Excerpts from a figure dataset

· · · · ·

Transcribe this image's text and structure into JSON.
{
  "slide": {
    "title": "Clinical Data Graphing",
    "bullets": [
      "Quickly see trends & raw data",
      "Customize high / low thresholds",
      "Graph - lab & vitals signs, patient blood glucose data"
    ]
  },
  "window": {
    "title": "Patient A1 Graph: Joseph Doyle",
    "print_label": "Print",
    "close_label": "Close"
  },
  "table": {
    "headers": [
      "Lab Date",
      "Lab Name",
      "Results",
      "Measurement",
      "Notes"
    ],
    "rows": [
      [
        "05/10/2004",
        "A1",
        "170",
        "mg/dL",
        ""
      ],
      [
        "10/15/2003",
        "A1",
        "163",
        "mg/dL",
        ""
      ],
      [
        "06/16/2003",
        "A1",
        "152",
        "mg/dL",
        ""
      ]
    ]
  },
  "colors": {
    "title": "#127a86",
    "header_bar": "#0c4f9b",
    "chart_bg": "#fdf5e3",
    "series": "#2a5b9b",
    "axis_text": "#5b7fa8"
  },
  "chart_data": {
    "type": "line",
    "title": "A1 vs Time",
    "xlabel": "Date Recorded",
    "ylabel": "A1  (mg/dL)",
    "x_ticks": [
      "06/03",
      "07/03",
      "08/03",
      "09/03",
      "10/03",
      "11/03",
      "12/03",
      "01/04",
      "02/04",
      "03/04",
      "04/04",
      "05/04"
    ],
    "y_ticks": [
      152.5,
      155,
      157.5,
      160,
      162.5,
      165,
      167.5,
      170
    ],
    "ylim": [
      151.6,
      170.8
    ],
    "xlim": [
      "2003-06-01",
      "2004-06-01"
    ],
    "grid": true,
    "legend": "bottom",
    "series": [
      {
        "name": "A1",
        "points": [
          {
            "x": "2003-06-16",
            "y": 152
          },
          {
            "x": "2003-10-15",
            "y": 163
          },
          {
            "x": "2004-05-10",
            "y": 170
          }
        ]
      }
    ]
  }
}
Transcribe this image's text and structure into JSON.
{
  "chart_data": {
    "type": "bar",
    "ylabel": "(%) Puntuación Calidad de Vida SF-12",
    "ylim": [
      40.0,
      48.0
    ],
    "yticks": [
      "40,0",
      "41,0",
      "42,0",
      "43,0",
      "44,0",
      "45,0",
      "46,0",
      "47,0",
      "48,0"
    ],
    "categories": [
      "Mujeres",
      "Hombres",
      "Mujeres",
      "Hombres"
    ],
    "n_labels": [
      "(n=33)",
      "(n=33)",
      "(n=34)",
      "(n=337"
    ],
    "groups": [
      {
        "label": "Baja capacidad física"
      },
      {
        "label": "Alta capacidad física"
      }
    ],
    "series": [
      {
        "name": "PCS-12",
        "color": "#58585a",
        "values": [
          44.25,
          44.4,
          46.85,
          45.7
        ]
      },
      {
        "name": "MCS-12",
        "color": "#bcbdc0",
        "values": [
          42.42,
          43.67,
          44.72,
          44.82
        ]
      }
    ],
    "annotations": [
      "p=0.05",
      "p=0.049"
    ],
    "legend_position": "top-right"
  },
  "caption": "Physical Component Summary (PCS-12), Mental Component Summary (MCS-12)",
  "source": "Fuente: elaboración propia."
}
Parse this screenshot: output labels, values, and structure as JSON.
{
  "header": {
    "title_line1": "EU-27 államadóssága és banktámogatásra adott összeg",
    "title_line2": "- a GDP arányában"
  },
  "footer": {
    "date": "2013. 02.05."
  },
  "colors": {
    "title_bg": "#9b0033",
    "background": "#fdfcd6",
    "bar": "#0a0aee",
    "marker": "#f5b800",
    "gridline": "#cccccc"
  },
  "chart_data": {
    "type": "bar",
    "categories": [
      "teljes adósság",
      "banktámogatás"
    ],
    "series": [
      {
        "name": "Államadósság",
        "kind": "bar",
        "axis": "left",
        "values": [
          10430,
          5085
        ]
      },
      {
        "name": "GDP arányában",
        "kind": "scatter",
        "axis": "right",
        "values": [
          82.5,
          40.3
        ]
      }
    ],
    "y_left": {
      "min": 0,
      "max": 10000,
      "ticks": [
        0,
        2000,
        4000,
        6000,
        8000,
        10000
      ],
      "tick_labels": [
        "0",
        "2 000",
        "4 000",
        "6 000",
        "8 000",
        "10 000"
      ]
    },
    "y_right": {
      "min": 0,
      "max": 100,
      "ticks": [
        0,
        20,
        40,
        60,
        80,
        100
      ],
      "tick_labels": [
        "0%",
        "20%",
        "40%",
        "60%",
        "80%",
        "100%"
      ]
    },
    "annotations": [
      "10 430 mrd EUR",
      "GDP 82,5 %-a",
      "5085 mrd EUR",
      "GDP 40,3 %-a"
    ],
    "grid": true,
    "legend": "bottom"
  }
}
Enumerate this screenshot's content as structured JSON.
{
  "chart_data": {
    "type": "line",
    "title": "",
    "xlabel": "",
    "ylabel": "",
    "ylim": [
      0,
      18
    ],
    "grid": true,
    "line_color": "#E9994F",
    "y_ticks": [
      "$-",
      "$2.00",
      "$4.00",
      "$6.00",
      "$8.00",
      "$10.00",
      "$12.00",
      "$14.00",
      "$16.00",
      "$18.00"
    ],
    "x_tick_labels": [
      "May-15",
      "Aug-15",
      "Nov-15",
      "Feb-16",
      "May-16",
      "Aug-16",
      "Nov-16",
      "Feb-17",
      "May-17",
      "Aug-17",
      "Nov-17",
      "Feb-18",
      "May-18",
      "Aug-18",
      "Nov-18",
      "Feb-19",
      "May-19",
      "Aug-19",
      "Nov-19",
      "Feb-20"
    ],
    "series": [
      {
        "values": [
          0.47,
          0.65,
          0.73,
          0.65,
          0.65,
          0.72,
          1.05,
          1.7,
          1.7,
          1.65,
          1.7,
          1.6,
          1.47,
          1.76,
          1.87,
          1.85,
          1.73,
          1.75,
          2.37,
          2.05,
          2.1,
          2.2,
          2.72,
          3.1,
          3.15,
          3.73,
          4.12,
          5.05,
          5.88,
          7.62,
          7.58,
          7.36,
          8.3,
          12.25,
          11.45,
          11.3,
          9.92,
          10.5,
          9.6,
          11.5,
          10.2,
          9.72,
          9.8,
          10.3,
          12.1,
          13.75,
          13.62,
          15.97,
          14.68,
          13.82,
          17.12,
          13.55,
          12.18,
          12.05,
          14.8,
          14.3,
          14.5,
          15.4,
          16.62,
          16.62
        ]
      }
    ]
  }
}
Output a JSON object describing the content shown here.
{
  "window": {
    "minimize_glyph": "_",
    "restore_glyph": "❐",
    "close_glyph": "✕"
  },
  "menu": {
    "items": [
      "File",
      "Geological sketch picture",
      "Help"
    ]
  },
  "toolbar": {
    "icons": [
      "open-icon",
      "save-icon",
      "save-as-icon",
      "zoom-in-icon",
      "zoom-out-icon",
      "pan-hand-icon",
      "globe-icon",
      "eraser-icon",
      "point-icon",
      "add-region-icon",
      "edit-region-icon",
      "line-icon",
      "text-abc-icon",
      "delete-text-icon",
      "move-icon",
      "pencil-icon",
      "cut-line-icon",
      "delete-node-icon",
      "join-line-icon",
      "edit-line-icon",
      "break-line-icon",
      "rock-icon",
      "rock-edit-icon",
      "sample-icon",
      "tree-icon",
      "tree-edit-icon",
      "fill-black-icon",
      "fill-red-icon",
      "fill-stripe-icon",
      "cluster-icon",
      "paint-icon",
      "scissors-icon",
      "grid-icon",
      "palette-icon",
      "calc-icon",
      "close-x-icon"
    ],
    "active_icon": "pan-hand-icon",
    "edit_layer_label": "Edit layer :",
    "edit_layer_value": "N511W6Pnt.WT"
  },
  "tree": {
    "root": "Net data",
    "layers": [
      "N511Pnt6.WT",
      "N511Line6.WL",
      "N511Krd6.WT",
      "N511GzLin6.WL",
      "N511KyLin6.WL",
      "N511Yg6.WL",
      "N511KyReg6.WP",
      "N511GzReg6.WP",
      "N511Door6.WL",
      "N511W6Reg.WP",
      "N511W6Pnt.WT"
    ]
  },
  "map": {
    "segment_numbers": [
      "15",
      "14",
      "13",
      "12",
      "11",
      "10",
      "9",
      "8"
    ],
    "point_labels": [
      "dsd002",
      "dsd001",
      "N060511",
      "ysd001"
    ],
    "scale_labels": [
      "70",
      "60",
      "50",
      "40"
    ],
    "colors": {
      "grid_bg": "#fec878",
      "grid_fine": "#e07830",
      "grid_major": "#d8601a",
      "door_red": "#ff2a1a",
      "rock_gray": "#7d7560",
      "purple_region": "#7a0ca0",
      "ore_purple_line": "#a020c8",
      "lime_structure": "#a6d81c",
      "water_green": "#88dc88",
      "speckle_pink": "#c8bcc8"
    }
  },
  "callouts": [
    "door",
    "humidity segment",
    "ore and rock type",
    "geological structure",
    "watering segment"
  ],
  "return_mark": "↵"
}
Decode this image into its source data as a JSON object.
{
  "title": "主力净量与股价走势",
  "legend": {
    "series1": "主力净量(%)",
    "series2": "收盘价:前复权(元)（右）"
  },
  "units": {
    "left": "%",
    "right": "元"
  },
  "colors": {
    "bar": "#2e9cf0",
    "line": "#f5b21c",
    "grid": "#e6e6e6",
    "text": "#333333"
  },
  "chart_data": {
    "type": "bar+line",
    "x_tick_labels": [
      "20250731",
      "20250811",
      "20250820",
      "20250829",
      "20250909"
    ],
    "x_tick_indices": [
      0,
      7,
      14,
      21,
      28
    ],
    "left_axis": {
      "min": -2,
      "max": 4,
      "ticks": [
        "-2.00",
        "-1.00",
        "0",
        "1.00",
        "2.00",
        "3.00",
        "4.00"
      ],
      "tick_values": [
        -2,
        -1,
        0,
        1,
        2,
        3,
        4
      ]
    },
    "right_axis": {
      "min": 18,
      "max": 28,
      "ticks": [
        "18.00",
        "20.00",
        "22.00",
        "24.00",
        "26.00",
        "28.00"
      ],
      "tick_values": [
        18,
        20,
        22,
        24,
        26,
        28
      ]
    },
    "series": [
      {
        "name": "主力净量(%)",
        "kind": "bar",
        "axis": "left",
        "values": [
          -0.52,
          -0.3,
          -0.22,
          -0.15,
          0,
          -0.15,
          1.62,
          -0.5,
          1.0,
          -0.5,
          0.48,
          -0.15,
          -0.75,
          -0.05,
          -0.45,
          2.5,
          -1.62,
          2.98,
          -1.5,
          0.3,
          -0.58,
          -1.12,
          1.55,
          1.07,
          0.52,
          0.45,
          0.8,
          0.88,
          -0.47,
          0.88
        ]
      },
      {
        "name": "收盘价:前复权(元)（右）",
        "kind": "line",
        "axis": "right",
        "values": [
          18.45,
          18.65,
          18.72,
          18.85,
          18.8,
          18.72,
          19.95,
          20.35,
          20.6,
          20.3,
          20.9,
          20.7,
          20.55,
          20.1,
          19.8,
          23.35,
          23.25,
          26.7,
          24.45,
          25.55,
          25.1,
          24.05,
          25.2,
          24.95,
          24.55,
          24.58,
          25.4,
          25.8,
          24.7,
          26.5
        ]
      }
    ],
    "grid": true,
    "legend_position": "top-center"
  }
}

· · · · ·

Identify each line holding the string "JSON", and copy it out.

# SOLUTION FOR THIS TASK:
Transcribe this image's text and structure into JSON.
Transcribe this image's text and structure into JSON.
Parse this screenshot: output labels, values, and structure as JSON.
Enumerate this screenshot's content as structured JSON.
Output a JSON object describing the content shown here.
Decode this image into its source data as a JSON object.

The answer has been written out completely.